Stated exercise –
Take every line where the string "JSON" appears and copy it.

Exercise materials –

========================================================================

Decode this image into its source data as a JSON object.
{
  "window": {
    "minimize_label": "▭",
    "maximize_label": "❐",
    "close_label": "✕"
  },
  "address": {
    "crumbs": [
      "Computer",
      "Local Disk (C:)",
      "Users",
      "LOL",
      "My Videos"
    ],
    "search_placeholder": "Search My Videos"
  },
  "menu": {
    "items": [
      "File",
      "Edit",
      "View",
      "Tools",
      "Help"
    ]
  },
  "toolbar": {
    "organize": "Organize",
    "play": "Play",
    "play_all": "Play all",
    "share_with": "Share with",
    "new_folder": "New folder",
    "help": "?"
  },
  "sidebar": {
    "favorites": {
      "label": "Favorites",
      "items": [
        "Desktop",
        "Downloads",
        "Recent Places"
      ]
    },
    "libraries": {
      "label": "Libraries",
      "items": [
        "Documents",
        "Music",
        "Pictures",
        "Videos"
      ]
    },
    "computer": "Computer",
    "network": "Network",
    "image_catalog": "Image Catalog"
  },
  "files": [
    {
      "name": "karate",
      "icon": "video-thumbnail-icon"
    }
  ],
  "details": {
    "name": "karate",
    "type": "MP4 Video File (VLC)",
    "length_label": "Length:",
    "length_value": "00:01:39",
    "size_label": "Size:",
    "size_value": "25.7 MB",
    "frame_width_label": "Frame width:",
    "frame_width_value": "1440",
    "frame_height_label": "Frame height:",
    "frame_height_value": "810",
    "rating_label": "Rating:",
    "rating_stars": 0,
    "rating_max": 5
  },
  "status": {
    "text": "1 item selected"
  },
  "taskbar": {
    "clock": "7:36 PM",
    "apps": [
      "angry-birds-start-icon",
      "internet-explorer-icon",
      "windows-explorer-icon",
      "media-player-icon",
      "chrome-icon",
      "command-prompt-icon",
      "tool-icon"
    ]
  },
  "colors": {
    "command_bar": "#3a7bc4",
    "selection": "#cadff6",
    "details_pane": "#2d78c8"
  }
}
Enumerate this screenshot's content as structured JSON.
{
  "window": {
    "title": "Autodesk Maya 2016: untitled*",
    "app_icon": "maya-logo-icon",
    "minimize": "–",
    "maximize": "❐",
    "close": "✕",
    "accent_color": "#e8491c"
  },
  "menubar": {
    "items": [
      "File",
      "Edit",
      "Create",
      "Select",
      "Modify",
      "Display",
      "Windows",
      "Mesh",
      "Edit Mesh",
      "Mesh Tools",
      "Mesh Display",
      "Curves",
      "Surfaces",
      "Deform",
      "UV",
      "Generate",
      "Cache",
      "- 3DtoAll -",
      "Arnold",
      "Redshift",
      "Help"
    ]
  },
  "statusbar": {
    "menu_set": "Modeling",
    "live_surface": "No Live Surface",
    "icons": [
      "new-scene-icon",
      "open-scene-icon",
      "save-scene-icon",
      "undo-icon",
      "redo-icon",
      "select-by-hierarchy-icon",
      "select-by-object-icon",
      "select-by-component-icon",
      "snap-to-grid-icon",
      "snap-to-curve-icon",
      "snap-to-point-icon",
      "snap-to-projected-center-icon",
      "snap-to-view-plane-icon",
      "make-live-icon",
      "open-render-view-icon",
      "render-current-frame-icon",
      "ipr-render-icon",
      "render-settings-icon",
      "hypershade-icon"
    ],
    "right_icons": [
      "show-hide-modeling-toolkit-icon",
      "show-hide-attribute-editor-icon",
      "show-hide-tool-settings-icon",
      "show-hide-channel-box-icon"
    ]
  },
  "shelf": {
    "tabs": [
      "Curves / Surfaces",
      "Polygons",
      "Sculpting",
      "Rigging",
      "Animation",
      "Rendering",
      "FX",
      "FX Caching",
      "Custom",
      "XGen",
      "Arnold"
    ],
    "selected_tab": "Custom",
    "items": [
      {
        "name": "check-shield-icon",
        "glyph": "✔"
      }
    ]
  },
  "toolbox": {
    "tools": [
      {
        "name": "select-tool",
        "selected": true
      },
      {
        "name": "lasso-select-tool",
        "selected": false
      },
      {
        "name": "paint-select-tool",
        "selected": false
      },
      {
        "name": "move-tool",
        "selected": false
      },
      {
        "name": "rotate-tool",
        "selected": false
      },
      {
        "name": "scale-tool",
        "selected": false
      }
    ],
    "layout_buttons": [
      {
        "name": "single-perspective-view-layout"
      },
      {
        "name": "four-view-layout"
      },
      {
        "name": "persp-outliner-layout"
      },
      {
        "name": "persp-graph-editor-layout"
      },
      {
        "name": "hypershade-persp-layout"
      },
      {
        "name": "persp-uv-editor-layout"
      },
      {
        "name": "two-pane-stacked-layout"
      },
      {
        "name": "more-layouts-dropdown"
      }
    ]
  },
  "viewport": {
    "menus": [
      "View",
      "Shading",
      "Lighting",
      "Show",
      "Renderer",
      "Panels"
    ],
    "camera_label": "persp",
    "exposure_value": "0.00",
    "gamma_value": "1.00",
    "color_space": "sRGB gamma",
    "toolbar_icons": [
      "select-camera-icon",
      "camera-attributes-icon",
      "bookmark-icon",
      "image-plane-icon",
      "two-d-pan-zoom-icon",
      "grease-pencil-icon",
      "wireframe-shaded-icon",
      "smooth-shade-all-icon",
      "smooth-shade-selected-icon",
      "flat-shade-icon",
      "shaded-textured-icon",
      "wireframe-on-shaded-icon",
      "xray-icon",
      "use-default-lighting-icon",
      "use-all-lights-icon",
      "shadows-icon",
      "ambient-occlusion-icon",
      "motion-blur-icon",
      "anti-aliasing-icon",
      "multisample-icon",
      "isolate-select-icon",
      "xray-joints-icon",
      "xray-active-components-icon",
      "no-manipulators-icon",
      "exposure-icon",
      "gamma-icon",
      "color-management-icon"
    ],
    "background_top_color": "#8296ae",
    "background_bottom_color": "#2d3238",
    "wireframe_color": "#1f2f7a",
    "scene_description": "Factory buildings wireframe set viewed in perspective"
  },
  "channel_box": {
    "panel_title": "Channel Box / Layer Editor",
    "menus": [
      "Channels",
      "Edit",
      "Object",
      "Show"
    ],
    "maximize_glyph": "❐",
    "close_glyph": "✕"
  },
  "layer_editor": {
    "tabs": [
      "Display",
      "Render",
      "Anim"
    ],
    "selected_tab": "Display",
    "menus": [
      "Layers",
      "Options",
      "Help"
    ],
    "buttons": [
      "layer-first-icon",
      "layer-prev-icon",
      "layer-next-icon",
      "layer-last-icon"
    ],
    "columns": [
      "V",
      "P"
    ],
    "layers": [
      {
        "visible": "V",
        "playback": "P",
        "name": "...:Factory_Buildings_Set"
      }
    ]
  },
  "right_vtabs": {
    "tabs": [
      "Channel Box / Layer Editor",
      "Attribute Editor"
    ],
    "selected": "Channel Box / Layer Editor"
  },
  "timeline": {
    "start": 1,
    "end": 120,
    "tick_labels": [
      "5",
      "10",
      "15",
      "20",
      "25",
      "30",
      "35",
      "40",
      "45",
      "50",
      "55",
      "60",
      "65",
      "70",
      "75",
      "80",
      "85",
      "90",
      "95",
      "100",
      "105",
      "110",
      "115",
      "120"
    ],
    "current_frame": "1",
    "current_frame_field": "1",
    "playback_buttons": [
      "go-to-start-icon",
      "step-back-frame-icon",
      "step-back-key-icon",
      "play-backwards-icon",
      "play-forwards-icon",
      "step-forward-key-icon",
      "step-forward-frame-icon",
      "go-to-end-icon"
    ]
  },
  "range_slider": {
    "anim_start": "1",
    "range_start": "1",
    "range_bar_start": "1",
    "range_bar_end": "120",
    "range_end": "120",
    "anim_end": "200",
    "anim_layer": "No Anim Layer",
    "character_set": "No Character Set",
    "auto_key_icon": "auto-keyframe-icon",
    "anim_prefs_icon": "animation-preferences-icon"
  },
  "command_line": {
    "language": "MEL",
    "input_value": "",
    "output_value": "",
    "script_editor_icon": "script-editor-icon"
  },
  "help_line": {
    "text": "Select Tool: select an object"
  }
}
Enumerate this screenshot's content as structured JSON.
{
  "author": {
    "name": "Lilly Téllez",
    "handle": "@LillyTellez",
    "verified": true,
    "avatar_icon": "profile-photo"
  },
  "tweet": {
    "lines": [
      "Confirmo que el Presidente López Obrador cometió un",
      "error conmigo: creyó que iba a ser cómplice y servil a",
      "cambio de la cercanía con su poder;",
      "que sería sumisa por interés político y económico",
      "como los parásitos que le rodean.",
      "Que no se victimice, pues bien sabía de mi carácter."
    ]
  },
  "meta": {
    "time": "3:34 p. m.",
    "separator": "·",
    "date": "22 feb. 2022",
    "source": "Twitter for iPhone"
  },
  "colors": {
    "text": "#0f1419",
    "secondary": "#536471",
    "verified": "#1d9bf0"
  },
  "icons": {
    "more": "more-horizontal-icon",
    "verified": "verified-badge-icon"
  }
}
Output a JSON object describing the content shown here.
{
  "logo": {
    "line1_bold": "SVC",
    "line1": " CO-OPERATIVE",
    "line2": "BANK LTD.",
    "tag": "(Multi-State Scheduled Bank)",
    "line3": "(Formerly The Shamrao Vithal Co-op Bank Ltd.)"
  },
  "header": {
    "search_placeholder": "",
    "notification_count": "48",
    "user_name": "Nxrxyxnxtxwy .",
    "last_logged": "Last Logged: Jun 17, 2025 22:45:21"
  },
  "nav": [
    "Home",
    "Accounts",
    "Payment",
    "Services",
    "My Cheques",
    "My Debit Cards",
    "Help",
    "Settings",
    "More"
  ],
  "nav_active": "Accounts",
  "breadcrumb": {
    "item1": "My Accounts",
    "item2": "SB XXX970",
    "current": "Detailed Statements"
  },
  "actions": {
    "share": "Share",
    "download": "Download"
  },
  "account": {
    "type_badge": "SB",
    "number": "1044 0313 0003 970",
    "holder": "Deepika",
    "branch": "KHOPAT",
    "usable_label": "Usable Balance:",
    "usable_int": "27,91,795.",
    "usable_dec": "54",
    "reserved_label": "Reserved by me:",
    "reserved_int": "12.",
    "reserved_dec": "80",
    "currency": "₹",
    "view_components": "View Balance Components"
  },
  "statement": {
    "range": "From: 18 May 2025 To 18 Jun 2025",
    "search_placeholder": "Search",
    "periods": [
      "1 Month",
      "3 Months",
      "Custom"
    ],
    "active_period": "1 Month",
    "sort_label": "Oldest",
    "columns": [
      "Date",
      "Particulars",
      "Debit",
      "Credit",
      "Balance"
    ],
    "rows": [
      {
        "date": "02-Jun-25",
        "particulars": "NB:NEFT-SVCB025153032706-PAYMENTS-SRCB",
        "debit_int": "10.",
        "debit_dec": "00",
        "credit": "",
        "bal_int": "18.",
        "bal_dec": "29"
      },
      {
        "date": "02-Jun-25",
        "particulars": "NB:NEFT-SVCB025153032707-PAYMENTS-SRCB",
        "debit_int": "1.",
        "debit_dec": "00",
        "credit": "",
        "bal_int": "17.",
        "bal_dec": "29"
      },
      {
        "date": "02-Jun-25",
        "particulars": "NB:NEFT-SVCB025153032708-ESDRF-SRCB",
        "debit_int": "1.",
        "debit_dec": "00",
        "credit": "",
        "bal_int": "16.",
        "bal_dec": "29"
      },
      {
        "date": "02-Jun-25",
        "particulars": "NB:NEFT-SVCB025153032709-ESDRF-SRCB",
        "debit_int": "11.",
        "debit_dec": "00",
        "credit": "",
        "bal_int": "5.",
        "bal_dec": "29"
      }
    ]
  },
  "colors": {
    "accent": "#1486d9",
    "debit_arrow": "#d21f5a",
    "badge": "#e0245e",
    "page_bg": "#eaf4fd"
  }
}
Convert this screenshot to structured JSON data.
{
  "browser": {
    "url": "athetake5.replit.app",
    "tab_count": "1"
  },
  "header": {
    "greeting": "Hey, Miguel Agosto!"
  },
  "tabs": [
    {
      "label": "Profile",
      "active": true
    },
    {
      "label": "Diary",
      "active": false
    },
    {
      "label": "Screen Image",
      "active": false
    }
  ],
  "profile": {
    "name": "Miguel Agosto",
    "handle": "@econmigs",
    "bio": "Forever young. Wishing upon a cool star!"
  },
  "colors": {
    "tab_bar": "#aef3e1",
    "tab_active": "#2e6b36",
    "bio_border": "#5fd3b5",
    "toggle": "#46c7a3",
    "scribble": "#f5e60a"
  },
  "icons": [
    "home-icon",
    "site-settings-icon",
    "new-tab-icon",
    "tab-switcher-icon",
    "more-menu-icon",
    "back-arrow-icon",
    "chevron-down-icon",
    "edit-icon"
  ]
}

========================================================================

Task solution –
Decode this image into its source data as a JSON object.
Enumerate this screenshot's content as structured JSON.
Enumerate this screenshot's content as structured JSON.
Output a JSON object describing the content shown here.
Convert this screenshot to structured JSON data.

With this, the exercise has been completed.